■ Given text ■
Wilson's arguments with respect to the battery/assault offenses fare no better."' "It has long been established . . . that 'the least touching' may constitute battery." '" (People v. Cruz-Partida (2022) 79 Cal.App.5th 197, 207, fn. 9, citing People v. Rocha (1971) 3 Cal.3d 893, 899, fn. 12.) And" '[a]n assault is an unlawful attempt, coupled with a present ability, to commit a violent injury on the person of another." (Id., at p. 41, citing § 204.) Thus, an assault conviction requires proof the defendant willfully committed an act that by its nature would probably and directly result in a battery. (Id. at p. 42, citing People v. Williams (2001) 26 Cal.4th 779, 786.) Torture, however, does not require any touching at all.

■ Exercise data ■

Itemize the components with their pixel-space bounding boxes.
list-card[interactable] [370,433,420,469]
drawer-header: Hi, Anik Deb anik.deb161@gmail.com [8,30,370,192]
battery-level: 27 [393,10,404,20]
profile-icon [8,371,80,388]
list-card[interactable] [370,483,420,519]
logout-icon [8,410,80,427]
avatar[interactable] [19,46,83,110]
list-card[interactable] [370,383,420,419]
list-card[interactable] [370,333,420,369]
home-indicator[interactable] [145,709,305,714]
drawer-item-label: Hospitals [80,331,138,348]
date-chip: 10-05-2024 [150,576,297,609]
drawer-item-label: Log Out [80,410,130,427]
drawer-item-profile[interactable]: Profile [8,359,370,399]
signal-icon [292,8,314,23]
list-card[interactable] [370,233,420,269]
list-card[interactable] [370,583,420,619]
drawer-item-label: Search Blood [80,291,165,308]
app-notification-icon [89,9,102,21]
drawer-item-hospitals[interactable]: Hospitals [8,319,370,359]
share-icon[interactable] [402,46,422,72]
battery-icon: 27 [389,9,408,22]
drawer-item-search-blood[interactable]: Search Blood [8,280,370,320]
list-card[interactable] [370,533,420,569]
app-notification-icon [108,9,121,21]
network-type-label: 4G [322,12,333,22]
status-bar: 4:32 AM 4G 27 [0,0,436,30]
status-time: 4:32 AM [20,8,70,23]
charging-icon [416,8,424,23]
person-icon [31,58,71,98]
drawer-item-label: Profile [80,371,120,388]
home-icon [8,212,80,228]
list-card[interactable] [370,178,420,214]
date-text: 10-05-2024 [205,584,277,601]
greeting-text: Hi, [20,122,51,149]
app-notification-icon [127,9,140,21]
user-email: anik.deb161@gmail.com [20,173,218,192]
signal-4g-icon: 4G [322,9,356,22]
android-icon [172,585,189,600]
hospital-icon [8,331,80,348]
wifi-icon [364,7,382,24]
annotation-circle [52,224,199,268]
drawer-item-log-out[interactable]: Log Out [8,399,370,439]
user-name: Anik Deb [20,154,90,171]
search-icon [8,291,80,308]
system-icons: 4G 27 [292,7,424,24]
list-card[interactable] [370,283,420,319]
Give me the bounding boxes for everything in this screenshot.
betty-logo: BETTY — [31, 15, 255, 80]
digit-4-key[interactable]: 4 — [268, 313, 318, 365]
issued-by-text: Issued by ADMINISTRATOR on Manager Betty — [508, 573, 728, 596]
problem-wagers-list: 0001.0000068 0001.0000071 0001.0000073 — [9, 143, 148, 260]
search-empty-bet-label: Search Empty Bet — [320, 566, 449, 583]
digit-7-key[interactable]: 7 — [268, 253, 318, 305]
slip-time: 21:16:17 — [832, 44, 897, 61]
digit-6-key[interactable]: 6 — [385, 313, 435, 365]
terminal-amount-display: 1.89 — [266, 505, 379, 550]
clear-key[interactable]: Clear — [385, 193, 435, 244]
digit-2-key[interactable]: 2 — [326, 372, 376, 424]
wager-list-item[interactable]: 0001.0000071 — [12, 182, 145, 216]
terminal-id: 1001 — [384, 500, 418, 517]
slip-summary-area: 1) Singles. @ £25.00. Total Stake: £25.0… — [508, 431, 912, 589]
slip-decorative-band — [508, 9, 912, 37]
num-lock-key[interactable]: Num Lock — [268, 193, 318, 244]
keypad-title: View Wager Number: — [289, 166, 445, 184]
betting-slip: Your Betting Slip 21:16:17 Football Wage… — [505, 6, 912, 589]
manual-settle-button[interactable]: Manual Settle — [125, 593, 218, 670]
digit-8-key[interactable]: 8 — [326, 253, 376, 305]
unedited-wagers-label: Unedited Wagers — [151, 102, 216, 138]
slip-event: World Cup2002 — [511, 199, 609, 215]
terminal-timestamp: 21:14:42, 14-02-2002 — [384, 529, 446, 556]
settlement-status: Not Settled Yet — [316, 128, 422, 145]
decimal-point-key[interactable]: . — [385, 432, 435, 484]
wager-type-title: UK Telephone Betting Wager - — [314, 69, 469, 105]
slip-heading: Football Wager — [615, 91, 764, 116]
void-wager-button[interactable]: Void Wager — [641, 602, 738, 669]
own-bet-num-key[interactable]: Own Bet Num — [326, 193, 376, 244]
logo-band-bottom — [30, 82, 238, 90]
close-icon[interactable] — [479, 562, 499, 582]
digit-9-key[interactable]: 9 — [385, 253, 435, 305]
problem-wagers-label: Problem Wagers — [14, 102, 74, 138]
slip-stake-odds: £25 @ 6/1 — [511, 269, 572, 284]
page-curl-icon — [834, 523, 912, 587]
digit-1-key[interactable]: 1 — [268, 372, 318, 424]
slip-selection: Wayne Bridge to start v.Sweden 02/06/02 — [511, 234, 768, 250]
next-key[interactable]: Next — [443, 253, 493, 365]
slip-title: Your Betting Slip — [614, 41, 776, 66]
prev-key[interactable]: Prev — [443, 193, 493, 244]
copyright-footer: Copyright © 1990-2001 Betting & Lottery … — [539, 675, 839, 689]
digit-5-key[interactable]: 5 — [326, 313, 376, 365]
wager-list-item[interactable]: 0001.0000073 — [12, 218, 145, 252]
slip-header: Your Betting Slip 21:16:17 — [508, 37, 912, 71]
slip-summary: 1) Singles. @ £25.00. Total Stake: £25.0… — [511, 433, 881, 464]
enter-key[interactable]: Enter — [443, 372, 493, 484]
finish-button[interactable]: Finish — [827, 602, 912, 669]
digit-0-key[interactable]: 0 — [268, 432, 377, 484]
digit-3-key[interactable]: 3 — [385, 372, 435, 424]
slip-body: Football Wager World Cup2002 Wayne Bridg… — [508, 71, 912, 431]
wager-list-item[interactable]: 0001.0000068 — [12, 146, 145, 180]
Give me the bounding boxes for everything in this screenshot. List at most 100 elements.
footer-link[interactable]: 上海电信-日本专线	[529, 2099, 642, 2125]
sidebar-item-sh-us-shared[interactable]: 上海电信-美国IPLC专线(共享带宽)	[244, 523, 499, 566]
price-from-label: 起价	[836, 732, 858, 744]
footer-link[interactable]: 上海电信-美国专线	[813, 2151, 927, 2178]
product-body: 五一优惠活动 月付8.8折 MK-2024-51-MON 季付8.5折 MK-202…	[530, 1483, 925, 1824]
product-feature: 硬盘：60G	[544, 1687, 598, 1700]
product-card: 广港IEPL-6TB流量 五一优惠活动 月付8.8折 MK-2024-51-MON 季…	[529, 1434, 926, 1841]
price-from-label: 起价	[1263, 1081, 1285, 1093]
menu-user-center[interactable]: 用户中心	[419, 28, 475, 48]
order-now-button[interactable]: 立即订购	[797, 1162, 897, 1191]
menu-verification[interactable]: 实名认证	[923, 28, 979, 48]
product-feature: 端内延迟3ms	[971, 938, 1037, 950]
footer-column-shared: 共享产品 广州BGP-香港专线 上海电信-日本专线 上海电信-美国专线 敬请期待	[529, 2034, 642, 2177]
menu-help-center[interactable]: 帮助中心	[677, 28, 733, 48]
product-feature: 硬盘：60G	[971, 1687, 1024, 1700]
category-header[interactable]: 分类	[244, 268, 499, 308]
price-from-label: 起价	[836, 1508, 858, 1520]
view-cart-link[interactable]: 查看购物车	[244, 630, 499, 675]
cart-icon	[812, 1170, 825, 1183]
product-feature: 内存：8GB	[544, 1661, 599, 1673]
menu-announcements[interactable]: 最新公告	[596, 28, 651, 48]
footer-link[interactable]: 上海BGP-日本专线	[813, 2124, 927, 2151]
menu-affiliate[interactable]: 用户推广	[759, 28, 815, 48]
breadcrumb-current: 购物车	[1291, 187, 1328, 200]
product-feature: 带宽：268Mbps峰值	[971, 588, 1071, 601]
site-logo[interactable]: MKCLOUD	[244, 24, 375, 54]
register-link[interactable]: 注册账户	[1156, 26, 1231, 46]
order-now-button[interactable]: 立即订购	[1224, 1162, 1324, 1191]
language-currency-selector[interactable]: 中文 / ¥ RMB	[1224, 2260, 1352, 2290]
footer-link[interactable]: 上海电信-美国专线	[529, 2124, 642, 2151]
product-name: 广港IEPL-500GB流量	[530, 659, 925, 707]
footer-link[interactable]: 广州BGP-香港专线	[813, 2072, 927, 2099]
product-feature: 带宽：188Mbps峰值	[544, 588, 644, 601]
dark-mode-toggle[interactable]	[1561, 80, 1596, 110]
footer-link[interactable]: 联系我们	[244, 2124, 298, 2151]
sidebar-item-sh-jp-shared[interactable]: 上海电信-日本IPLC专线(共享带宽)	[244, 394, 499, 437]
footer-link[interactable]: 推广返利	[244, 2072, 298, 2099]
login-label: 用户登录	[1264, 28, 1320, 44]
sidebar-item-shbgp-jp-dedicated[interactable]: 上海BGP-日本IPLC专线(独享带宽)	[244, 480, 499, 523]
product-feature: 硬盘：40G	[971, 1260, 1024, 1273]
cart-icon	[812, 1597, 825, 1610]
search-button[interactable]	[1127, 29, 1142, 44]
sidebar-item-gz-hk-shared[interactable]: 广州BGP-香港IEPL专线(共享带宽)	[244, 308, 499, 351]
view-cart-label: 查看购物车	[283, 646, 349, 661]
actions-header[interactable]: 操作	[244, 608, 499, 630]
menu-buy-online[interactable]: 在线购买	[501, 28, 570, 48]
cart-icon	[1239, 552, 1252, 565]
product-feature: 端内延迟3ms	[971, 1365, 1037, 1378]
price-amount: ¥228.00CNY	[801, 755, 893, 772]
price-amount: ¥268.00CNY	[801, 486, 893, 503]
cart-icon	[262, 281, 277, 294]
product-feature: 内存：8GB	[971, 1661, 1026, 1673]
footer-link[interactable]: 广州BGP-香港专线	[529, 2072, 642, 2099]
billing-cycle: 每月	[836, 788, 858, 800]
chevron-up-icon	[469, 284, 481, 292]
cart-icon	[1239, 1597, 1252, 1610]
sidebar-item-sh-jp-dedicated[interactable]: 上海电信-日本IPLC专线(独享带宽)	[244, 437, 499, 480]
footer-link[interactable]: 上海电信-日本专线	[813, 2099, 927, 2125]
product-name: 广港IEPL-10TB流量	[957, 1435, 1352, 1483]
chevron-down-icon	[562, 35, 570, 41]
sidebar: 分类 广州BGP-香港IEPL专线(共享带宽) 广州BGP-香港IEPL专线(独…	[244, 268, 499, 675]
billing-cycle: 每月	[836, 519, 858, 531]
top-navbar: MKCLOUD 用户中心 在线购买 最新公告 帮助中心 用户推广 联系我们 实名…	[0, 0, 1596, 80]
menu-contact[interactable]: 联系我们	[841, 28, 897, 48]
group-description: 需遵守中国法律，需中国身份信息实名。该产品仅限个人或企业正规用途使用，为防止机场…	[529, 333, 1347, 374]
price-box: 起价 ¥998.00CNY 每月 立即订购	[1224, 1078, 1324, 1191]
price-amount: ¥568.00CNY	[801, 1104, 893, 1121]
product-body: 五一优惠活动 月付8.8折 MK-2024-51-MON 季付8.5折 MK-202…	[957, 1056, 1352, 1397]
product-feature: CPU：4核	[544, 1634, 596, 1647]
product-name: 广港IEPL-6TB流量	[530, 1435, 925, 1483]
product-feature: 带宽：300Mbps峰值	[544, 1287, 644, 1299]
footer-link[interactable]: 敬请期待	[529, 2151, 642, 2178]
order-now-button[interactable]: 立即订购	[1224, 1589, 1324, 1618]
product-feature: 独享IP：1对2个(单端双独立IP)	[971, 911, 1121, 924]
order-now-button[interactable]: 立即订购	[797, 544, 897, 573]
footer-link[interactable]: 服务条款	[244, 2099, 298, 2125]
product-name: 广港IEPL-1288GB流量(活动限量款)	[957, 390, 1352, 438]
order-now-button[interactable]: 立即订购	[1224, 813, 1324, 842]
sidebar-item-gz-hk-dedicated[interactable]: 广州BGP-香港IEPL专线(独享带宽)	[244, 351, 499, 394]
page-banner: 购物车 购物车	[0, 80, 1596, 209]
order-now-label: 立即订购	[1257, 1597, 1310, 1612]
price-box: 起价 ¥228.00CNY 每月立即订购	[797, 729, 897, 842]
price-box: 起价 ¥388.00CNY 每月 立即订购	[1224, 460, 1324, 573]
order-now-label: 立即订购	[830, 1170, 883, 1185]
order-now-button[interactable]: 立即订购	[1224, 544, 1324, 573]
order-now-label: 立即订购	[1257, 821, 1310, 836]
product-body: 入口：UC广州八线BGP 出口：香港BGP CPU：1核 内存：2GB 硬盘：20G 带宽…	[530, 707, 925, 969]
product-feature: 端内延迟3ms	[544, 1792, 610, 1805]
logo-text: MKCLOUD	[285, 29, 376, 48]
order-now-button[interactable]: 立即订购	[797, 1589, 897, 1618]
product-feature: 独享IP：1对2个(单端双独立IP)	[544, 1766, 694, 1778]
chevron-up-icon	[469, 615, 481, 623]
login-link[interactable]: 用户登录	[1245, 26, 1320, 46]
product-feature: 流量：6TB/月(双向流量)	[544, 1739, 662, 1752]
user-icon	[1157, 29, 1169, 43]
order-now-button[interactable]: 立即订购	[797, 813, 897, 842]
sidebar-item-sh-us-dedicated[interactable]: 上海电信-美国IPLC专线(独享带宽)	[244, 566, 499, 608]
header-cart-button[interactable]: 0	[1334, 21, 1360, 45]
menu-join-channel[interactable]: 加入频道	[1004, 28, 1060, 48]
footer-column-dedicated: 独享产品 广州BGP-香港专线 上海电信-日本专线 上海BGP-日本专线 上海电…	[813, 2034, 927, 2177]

■ Task brief ■
List every court case that the passage on battery and assault cites by name. The tasks can be done without the entries.

■ Written response ■
People v. Cruz-Partida (2022) 79 Cal.App.5th 197
People v. Rocha (1971) 3 Cal.3d 893
People v. Williams (2001) 26 Cal.4th 779